>> START EXTRACTED RECORDS
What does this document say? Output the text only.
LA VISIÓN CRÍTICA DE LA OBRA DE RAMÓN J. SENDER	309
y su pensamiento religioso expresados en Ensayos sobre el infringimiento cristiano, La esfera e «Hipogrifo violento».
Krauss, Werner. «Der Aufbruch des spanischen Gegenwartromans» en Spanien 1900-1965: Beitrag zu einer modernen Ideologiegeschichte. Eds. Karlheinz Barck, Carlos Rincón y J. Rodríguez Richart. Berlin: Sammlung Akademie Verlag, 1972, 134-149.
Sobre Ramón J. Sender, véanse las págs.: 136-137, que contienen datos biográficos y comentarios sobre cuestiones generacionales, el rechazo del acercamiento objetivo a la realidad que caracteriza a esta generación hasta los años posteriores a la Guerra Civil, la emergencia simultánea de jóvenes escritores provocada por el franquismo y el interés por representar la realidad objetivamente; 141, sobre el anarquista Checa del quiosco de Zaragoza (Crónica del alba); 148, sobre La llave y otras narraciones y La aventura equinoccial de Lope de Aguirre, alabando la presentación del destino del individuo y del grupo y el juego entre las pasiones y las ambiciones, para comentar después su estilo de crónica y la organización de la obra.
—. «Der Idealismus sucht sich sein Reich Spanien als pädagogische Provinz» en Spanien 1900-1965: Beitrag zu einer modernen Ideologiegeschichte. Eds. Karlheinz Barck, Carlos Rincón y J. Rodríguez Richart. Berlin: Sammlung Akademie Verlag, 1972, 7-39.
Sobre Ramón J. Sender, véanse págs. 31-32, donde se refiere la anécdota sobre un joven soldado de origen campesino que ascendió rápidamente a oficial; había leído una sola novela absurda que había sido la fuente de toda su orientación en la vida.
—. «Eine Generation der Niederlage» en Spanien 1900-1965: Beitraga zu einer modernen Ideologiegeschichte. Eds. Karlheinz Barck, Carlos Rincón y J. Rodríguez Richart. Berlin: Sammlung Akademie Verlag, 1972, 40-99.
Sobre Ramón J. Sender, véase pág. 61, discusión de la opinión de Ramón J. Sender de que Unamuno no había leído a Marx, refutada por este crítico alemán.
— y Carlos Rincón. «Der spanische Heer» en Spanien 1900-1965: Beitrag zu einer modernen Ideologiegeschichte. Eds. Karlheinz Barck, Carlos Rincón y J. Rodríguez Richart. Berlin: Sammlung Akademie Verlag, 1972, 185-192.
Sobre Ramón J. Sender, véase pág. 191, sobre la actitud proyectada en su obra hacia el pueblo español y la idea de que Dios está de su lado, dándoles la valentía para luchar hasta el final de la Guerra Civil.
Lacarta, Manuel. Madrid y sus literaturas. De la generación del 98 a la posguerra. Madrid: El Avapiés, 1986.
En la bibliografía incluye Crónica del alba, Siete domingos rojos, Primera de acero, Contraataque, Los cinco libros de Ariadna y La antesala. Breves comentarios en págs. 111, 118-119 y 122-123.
>> END EXTRACTED RECORDS
>> START EXTRACTED RECORDS
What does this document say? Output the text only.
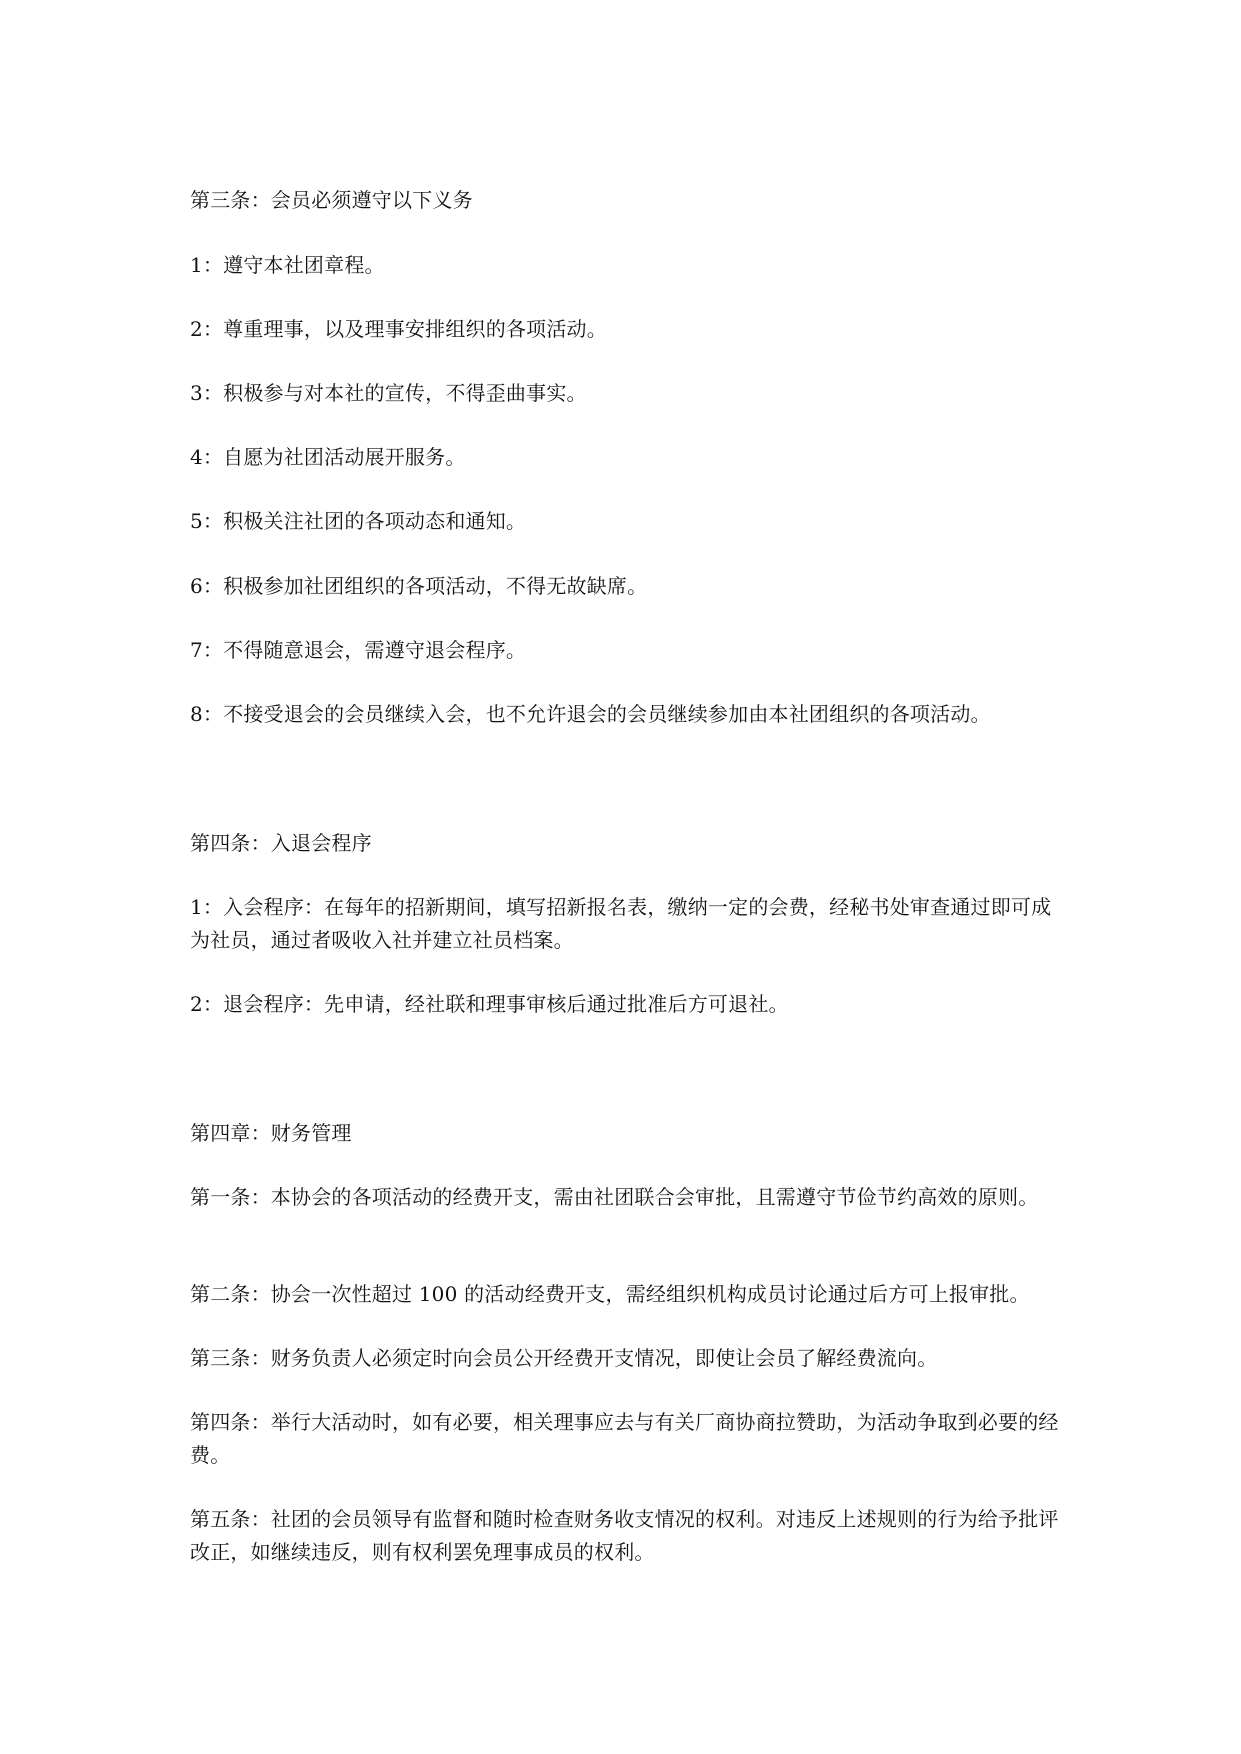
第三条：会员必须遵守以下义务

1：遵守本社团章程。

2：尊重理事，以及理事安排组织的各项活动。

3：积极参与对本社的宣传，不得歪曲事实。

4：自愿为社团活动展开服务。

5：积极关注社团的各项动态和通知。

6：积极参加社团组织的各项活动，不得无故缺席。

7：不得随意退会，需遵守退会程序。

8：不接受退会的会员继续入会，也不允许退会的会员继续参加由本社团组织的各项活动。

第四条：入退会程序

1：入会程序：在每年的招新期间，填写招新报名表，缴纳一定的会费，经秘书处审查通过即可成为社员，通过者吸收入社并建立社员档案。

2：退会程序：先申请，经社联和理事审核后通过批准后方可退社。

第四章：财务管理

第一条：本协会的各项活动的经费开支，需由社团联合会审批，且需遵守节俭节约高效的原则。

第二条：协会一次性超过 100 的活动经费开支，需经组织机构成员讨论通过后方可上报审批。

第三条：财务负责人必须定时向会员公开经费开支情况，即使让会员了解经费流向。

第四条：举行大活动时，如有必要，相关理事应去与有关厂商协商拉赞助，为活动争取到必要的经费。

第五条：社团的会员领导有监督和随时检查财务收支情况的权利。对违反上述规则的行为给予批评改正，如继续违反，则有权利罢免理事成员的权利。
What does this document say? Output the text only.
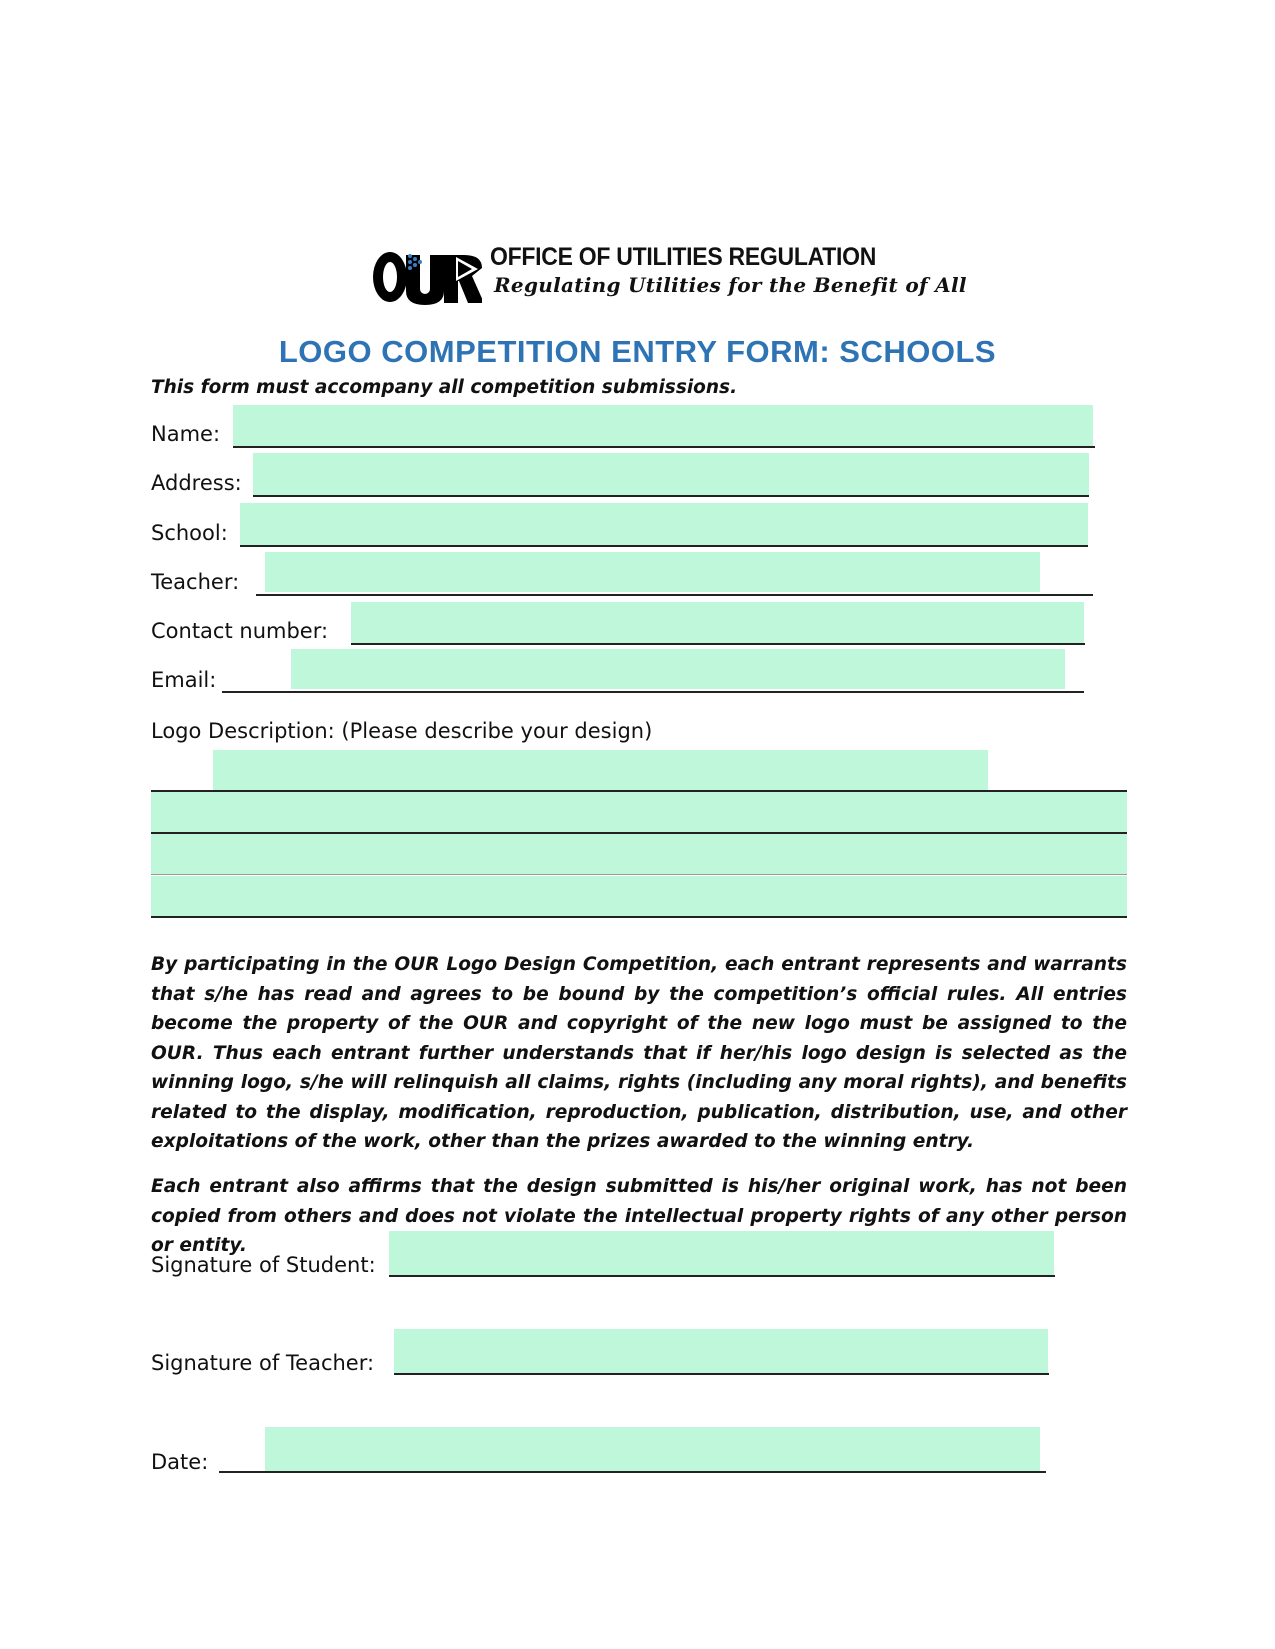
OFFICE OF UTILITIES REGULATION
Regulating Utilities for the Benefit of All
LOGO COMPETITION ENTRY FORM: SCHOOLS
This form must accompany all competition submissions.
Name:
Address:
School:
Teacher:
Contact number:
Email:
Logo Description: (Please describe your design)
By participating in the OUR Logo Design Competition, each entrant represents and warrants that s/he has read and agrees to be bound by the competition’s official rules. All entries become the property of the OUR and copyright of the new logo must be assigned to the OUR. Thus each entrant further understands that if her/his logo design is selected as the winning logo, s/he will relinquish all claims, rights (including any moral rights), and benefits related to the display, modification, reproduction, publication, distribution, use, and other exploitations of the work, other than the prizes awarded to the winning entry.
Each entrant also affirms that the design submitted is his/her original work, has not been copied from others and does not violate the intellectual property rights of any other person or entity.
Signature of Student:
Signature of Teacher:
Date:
>> END EXTRACTED RECORDS
>> START EXTRACTED RECORDS
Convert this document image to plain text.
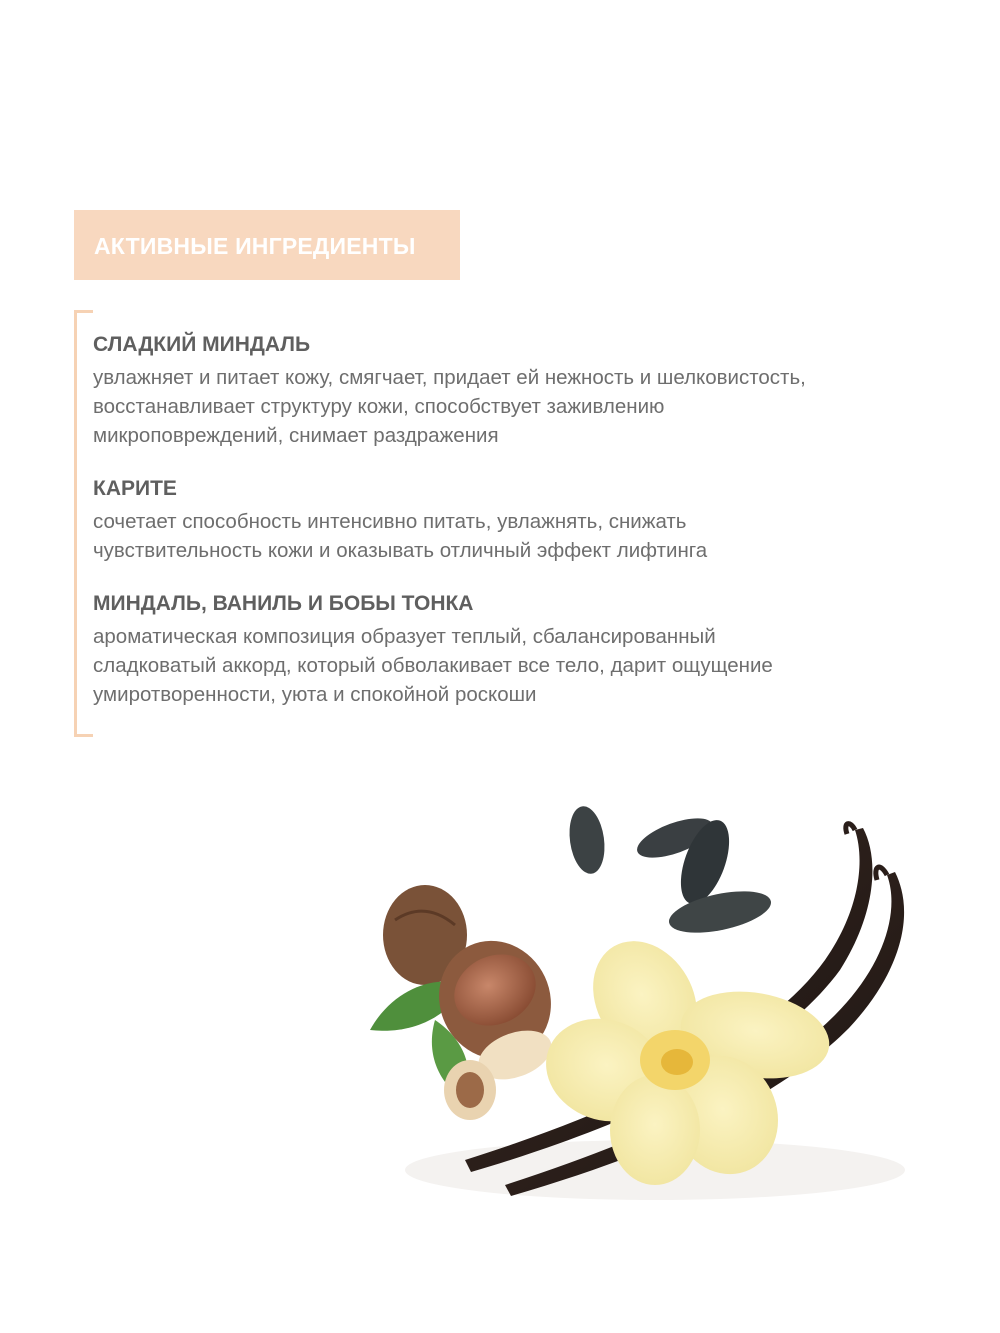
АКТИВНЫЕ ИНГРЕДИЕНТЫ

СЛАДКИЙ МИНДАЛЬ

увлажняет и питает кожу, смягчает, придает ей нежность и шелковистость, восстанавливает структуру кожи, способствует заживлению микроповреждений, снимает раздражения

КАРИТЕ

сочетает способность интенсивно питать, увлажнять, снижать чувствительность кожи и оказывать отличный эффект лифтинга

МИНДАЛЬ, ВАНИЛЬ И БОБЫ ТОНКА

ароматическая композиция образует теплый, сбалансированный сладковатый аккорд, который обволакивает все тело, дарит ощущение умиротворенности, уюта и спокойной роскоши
>> END EXTRACTED RECORDS
Say how many lines in this listing hold the string "Carlos", giving the count and nothing more.

4